Figure data in JSON:
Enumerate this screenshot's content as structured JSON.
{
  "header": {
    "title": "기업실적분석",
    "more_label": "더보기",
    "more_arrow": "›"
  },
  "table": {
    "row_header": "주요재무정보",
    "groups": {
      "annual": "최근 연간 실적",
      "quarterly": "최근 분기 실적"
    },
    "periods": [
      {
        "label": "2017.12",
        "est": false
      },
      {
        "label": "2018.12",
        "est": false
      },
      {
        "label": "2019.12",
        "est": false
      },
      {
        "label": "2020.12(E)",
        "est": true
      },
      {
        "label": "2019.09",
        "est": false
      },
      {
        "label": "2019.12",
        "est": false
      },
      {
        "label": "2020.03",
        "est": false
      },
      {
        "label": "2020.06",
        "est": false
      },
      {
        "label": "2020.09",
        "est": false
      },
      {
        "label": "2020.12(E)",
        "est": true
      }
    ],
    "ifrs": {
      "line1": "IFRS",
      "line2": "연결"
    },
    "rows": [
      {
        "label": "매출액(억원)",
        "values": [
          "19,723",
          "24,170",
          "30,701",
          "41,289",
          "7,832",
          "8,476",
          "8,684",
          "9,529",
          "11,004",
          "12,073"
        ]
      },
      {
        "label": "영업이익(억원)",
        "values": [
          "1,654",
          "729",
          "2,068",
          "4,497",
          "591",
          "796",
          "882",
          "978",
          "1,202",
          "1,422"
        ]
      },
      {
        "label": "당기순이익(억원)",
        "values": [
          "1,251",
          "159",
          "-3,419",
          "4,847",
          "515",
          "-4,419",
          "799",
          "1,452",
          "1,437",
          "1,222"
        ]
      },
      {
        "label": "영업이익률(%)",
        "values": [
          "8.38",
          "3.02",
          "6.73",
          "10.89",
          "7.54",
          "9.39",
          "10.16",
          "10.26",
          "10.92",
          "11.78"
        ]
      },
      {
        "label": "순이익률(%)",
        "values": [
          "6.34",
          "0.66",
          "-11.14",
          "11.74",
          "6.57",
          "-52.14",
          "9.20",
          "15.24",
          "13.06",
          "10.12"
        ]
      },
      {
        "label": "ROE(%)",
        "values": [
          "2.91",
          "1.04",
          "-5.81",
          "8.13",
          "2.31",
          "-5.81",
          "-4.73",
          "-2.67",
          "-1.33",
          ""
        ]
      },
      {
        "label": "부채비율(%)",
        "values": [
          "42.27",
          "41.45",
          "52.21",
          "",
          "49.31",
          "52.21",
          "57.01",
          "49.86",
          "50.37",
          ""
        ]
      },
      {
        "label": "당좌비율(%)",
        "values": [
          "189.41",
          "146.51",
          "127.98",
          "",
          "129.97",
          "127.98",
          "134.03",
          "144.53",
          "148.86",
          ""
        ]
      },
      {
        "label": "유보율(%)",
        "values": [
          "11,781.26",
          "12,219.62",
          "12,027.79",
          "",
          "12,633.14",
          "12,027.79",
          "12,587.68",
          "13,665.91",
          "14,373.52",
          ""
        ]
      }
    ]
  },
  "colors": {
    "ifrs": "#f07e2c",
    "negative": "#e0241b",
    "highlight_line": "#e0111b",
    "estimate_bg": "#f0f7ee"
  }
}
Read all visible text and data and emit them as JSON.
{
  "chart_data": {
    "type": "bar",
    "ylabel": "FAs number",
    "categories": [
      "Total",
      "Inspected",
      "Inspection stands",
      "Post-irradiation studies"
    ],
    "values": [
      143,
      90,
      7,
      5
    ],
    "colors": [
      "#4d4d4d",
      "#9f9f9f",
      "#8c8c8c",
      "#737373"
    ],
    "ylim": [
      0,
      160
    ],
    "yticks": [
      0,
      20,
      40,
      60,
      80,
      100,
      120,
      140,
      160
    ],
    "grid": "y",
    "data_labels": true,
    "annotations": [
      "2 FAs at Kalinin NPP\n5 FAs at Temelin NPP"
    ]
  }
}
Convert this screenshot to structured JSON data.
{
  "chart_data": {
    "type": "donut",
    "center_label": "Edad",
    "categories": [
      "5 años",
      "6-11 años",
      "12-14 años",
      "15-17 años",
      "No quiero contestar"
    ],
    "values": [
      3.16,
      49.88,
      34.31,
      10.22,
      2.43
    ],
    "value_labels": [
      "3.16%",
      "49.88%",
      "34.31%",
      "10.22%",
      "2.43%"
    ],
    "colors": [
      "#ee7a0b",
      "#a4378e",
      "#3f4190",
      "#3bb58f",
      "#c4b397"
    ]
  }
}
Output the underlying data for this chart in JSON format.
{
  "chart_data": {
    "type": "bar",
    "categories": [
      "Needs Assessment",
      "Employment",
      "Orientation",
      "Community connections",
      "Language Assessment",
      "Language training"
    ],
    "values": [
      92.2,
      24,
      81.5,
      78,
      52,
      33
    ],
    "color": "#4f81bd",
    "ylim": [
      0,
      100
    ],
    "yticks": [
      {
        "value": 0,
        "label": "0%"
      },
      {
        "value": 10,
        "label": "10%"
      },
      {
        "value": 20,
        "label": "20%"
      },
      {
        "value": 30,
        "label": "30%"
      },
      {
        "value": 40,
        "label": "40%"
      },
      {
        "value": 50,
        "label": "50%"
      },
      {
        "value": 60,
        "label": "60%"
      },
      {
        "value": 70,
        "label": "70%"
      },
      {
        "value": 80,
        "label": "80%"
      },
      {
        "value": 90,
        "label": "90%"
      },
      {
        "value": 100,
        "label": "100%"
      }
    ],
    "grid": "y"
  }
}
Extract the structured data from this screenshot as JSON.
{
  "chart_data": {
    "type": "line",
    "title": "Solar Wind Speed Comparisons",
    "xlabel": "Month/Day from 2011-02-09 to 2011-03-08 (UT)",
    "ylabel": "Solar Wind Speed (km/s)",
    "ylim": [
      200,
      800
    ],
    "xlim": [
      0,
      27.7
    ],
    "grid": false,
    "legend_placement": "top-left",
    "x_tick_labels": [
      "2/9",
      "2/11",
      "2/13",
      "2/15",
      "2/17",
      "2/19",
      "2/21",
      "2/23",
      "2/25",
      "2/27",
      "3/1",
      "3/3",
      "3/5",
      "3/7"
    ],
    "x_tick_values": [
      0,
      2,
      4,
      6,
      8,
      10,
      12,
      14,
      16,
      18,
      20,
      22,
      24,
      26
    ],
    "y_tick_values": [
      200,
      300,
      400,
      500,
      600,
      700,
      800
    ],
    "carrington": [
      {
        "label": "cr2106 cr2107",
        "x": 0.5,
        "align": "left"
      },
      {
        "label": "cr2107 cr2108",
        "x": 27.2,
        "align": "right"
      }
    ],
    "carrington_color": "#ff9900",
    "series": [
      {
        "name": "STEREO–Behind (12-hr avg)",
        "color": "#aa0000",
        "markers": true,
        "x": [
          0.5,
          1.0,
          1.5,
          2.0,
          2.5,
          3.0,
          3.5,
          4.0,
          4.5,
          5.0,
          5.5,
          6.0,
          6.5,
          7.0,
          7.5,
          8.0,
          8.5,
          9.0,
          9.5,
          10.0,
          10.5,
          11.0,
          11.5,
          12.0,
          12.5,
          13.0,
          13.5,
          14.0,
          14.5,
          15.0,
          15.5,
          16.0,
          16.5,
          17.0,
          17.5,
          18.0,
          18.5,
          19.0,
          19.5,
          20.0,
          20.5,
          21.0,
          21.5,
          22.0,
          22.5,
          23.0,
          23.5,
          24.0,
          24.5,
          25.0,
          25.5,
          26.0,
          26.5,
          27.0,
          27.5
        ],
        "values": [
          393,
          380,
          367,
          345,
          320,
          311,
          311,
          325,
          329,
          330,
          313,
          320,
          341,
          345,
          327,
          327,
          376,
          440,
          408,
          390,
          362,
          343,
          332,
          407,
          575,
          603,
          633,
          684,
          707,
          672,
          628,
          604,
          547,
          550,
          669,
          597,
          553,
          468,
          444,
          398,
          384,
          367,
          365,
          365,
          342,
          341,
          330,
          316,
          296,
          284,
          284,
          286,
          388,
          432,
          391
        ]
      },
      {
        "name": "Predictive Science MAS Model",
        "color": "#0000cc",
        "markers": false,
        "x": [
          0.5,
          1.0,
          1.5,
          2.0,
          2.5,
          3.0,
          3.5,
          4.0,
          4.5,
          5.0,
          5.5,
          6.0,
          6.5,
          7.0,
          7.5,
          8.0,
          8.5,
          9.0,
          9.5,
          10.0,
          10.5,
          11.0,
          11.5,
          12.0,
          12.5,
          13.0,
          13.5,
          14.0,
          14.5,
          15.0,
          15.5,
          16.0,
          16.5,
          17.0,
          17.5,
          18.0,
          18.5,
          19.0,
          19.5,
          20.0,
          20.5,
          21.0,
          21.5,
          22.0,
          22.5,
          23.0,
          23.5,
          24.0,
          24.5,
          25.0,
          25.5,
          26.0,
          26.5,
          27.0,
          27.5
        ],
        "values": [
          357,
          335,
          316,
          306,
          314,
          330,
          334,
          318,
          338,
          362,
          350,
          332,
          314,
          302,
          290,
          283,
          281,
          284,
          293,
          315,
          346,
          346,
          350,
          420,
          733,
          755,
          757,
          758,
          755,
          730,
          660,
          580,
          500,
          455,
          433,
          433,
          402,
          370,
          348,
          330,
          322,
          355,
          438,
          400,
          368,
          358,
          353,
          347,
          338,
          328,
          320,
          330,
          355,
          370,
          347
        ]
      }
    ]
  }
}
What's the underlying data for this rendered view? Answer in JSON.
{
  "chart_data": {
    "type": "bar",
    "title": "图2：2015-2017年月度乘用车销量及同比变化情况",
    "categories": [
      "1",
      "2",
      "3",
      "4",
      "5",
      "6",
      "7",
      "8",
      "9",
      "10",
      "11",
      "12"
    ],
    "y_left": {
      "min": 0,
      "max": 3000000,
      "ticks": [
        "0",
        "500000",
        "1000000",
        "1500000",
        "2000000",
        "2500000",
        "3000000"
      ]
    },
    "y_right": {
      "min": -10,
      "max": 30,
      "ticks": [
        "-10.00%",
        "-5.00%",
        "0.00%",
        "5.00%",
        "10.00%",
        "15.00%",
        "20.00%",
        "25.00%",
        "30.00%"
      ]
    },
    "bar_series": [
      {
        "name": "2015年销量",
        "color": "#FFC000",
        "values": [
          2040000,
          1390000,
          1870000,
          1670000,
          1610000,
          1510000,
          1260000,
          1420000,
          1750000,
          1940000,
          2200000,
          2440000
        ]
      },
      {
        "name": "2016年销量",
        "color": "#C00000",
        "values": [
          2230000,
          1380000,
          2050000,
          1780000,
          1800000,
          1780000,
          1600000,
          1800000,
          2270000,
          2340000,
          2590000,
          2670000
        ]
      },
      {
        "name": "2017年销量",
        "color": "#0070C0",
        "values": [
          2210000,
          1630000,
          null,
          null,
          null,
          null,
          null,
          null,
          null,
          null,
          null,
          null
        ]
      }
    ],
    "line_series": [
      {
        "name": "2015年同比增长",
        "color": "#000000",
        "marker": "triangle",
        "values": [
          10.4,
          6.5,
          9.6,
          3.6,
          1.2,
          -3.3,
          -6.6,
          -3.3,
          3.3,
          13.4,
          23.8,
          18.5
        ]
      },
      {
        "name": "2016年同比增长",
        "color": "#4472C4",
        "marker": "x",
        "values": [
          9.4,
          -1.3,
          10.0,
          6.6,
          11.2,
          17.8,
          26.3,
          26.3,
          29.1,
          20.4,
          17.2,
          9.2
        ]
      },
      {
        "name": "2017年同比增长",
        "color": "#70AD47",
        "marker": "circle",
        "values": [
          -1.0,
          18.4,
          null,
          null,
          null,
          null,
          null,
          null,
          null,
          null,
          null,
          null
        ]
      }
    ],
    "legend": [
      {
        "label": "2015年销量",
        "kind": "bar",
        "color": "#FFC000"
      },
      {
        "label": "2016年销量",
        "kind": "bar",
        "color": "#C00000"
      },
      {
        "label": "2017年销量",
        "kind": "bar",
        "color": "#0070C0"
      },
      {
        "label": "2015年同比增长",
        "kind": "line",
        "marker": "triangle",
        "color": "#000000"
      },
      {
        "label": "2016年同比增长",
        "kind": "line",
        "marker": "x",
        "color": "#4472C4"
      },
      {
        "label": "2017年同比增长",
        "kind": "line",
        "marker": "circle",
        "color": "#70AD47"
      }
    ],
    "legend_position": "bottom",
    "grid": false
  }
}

▶ _GIVEN TASK_
Pick out the lines above that hold the string "screenshot" and show them.

▶ _ANSWER BELOW_
Enumerate this screenshot's content as structured JSON.
Convert this screenshot to structured JSON data.
Extract the structured data from this screenshot as JSON.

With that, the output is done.